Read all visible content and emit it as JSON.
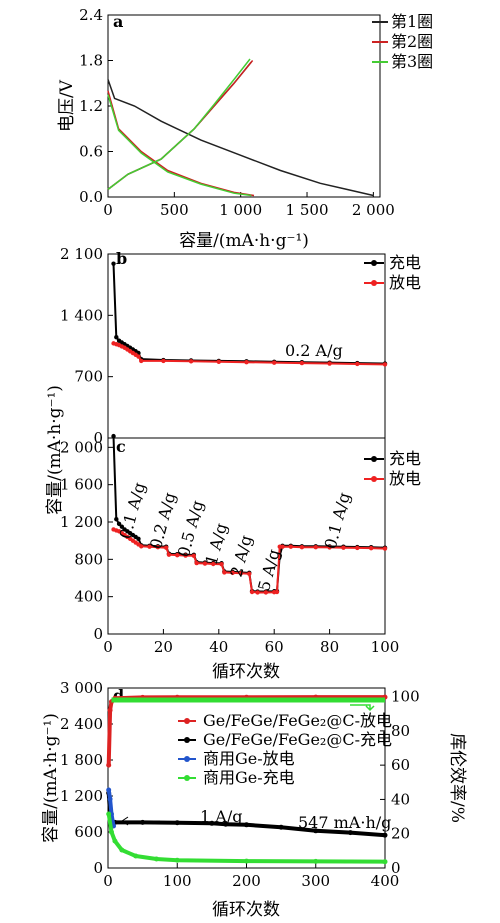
{
  "chart_data": [
    {
      "panel": "a",
      "type": "line",
      "xlabel": "容量/(mA·h·g⁻¹)",
      "ylabel": "电压/V",
      "xlim": [
        0,
        2050
      ],
      "ylim": [
        0,
        2.4
      ],
      "xticks": [
        "0",
        "500",
        "1 000",
        "1 500",
        "2 000"
      ],
      "xtick_values": [
        0,
        500,
        1000,
        1500,
        2000
      ],
      "yticks": [
        "0.0",
        "0.6",
        "1.2",
        "1.8",
        "2.4"
      ],
      "ytick_values": [
        0,
        0.6,
        1.2,
        1.8,
        2.4
      ],
      "legend_position": "top-right",
      "series": [
        {
          "name": "第1圈",
          "color": "#222222",
          "discharge": [
            [
              0,
              1.55
            ],
            [
              50,
              1.3
            ],
            [
              200,
              1.2
            ],
            [
              400,
              1.0
            ],
            [
              700,
              0.75
            ],
            [
              1000,
              0.55
            ],
            [
              1300,
              0.35
            ],
            [
              1600,
              0.18
            ],
            [
              1800,
              0.1
            ],
            [
              2000,
              0.02
            ]
          ],
          "charge": [
            [
              0,
              0.1
            ],
            [
              150,
              0.3
            ],
            [
              400,
              0.5
            ],
            [
              650,
              0.9
            ],
            [
              800,
              1.2
            ],
            [
              950,
              1.5
            ],
            [
              1080,
              1.78
            ]
          ]
        },
        {
          "name": "第2圈",
          "color": "#cc2222",
          "discharge": [
            [
              0,
              1.4
            ],
            [
              80,
              0.9
            ],
            [
              250,
              0.6
            ],
            [
              450,
              0.35
            ],
            [
              700,
              0.18
            ],
            [
              950,
              0.06
            ],
            [
              1100,
              0.02
            ]
          ],
          "charge": [
            [
              0,
              0.1
            ],
            [
              150,
              0.3
            ],
            [
              400,
              0.5
            ],
            [
              650,
              0.9
            ],
            [
              800,
              1.2
            ],
            [
              950,
              1.5
            ],
            [
              1090,
              1.8
            ]
          ]
        },
        {
          "name": "第3圈",
          "color": "#44cc33",
          "discharge": [
            [
              0,
              1.35
            ],
            [
              80,
              0.88
            ],
            [
              250,
              0.58
            ],
            [
              450,
              0.33
            ],
            [
              700,
              0.17
            ],
            [
              950,
              0.05
            ],
            [
              1080,
              0.02
            ]
          ],
          "charge": [
            [
              0,
              0.1
            ],
            [
              150,
              0.3
            ],
            [
              400,
              0.5
            ],
            [
              650,
              0.9
            ],
            [
              800,
              1.22
            ],
            [
              950,
              1.55
            ],
            [
              1070,
              1.82
            ]
          ]
        }
      ]
    },
    {
      "panel": "b",
      "type": "scatter",
      "ylabel": "容量/(mA·h·g⁻¹)",
      "xlim": [
        0,
        100
      ],
      "ylim": [
        0,
        2100
      ],
      "yticks": [
        "0",
        "700",
        "1 400",
        "2 100"
      ],
      "ytick_values": [
        0,
        700,
        1400,
        2100
      ],
      "annotation": "0.2 A/g",
      "legend_position": "top-right",
      "series": [
        {
          "name": "充电",
          "color": "#000000",
          "points": [
            [
              2,
              1990
            ],
            [
              3,
              1150
            ],
            [
              4,
              1110
            ],
            [
              5,
              1090
            ],
            [
              6,
              1070
            ],
            [
              7,
              1050
            ],
            [
              8,
              1030
            ],
            [
              9,
              1010
            ],
            [
              10,
              990
            ],
            [
              11,
              970
            ],
            [
              12,
              900
            ],
            [
              20,
              890
            ],
            [
              30,
              885
            ],
            [
              40,
              880
            ],
            [
              50,
              875
            ],
            [
              60,
              870
            ],
            [
              70,
              865
            ],
            [
              80,
              860
            ],
            [
              90,
              855
            ],
            [
              100,
              850
            ]
          ]
        },
        {
          "name": "放电",
          "color": "#ee2222",
          "points": [
            [
              2,
              1080
            ],
            [
              3,
              1070
            ],
            [
              4,
              1060
            ],
            [
              5,
              1045
            ],
            [
              6,
              1030
            ],
            [
              7,
              1010
            ],
            [
              8,
              990
            ],
            [
              9,
              970
            ],
            [
              10,
              950
            ],
            [
              11,
              930
            ],
            [
              12,
              880
            ],
            [
              20,
              880
            ],
            [
              30,
              875
            ],
            [
              40,
              870
            ],
            [
              50,
              865
            ],
            [
              60,
              860
            ],
            [
              70,
              855
            ],
            [
              80,
              850
            ],
            [
              90,
              845
            ],
            [
              100,
              840
            ]
          ]
        }
      ]
    },
    {
      "panel": "c",
      "type": "scatter",
      "xlabel": "循环次数",
      "xlim": [
        0,
        100
      ],
      "ylim": [
        0,
        2100
      ],
      "xticks": [
        "0",
        "20",
        "40",
        "60",
        "80",
        "100"
      ],
      "xtick_values": [
        0,
        20,
        40,
        60,
        80,
        100
      ],
      "yticks": [
        "0",
        "400",
        "800",
        "1 200",
        "1 600",
        "2 000"
      ],
      "ytick_values": [
        0,
        400,
        800,
        1200,
        1600,
        2000
      ],
      "legend_position": "top-right",
      "rate_labels": [
        {
          "text": "0.1 A/g",
          "x": 8
        },
        {
          "text": "0.2 A/g",
          "x": 19
        },
        {
          "text": "0.5 A/g",
          "x": 29
        },
        {
          "text": "1 A/g",
          "x": 39
        },
        {
          "text": "2 A/g",
          "x": 48
        },
        {
          "text": "5 A/g",
          "x": 58
        },
        {
          "text": "0.1 A/g",
          "x": 82
        }
      ],
      "series": [
        {
          "name": "充电",
          "color": "#000000",
          "points": [
            [
              2,
              2120
            ],
            [
              3,
              1230
            ],
            [
              4,
              1180
            ],
            [
              5,
              1150
            ],
            [
              6,
              1120
            ],
            [
              7,
              1100
            ],
            [
              8,
              1080
            ],
            [
              9,
              1060
            ],
            [
              10,
              1040
            ],
            [
              11,
              1020
            ],
            [
              12,
              950
            ],
            [
              15,
              945
            ],
            [
              18,
              940
            ],
            [
              21,
              935
            ],
            [
              22,
              860
            ],
            [
              25,
              855
            ],
            [
              28,
              850
            ],
            [
              31,
              848
            ],
            [
              32,
              770
            ],
            [
              35,
              765
            ],
            [
              38,
              760
            ],
            [
              41,
              758
            ],
            [
              42,
              670
            ],
            [
              45,
              665
            ],
            [
              48,
              660
            ],
            [
              51,
              655
            ],
            [
              52,
              460
            ],
            [
              54,
              455
            ],
            [
              57,
              455
            ],
            [
              60,
              458
            ],
            [
              61,
              460
            ],
            [
              62,
              840
            ],
            [
              63,
              945
            ],
            [
              66,
              945
            ],
            [
              70,
              940
            ],
            [
              75,
              940
            ],
            [
              80,
              938
            ],
            [
              85,
              935
            ],
            [
              90,
              932
            ],
            [
              95,
              930
            ],
            [
              100,
              925
            ]
          ]
        },
        {
          "name": "放电",
          "color": "#ee2222",
          "points": [
            [
              2,
              1120
            ],
            [
              3,
              1110
            ],
            [
              4,
              1100
            ],
            [
              5,
              1080
            ],
            [
              6,
              1060
            ],
            [
              7,
              1040
            ],
            [
              8,
              1020
            ],
            [
              9,
              1000
            ],
            [
              10,
              980
            ],
            [
              11,
              960
            ],
            [
              12,
              940
            ],
            [
              15,
              935
            ],
            [
              18,
              930
            ],
            [
              21,
              925
            ],
            [
              22,
              850
            ],
            [
              25,
              845
            ],
            [
              28,
              840
            ],
            [
              31,
              838
            ],
            [
              32,
              760
            ],
            [
              35,
              755
            ],
            [
              38,
              750
            ],
            [
              41,
              748
            ],
            [
              42,
              660
            ],
            [
              45,
              655
            ],
            [
              48,
              650
            ],
            [
              51,
              645
            ],
            [
              52,
              450
            ],
            [
              54,
              445
            ],
            [
              57,
              445
            ],
            [
              60,
              448
            ],
            [
              61,
              450
            ],
            [
              62,
              935
            ],
            [
              63,
              935
            ],
            [
              66,
              935
            ],
            [
              70,
              930
            ],
            [
              75,
              930
            ],
            [
              80,
              928
            ],
            [
              85,
              925
            ],
            [
              90,
              922
            ],
            [
              95,
              920
            ],
            [
              100,
              915
            ]
          ]
        }
      ]
    },
    {
      "panel": "d",
      "type": "scatter",
      "xlabel": "循环次数",
      "ylabel": "容量/(mA·h·g⁻¹)",
      "ylabel_right": "库伦效率/%",
      "xlim": [
        0,
        400
      ],
      "ylim": [
        0,
        3000
      ],
      "ylim_right": [
        0,
        105
      ],
      "xticks": [
        "0",
        "100",
        "200",
        "300",
        "400"
      ],
      "xtick_values": [
        0,
        100,
        200,
        300,
        400
      ],
      "yticks": [
        "0",
        "600",
        "1 200",
        "1 800",
        "2 400",
        "3 000"
      ],
      "ytick_values": [
        0,
        600,
        1200,
        1800,
        2400,
        3000
      ],
      "yticks_right": [
        "0",
        "20",
        "40",
        "60",
        "80",
        "100"
      ],
      "ytick_values_right": [
        0,
        20,
        40,
        60,
        80,
        100
      ],
      "annotations": [
        "1 A/g",
        "547 mA·h/g"
      ],
      "legend_position": "right",
      "series": [
        {
          "name": "Ge/FeGe/FeGe₂@C-放电",
          "color": "#dd2222",
          "axis": "right",
          "points": [
            [
              1,
              60
            ],
            [
              3,
              92
            ],
            [
              5,
              97
            ],
            [
              10,
              99
            ],
            [
              50,
              99.5
            ],
            [
              100,
              99.6
            ],
            [
              200,
              99.6
            ],
            [
              300,
              99.7
            ],
            [
              400,
              99.7
            ]
          ]
        },
        {
          "name": "Ge/FeGe/FeGe₂@C-充电",
          "color": "#000000",
          "axis": "left",
          "points": [
            [
              1,
              1250
            ],
            [
              3,
              900
            ],
            [
              5,
              780
            ],
            [
              10,
              760
            ],
            [
              50,
              760
            ],
            [
              100,
              755
            ],
            [
              150,
              745
            ],
            [
              170,
              730
            ],
            [
              200,
              720
            ],
            [
              250,
              680
            ],
            [
              300,
              620
            ],
            [
              350,
              590
            ],
            [
              400,
              547
            ]
          ]
        },
        {
          "name": "商用Ge-放电",
          "color": "#2255cc",
          "axis": "left",
          "points": [
            [
              1,
              1300
            ],
            [
              3,
              1150
            ],
            [
              5,
              900
            ],
            [
              8,
              700
            ]
          ]
        },
        {
          "name": "商用Ge-充电",
          "color": "#33dd33",
          "axis": "left",
          "points": [
            [
              1,
              900
            ],
            [
              5,
              600
            ],
            [
              10,
              450
            ],
            [
              20,
              300
            ],
            [
              40,
              200
            ],
            [
              70,
              150
            ],
            [
              100,
              130
            ],
            [
              200,
              115
            ],
            [
              300,
              110
            ],
            [
              400,
              105
            ]
          ]
        }
      ]
    }
  ]
}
= = = = = = =
Copy out each line that contains the word "name".

          "name": "第1圈",
          "name": "第2圈",
          "name": "第3圈",
          "name": "充电",
          "name": "放电",
          "name": "充电",
          "name": "放电",
          "name": "Ge/FeGe/FeGe₂@C-放电",
          "name": "Ge/FeGe/FeGe₂@C-充电",
          "name": "商用Ge-放电",
          "name": "商用Ge-充电",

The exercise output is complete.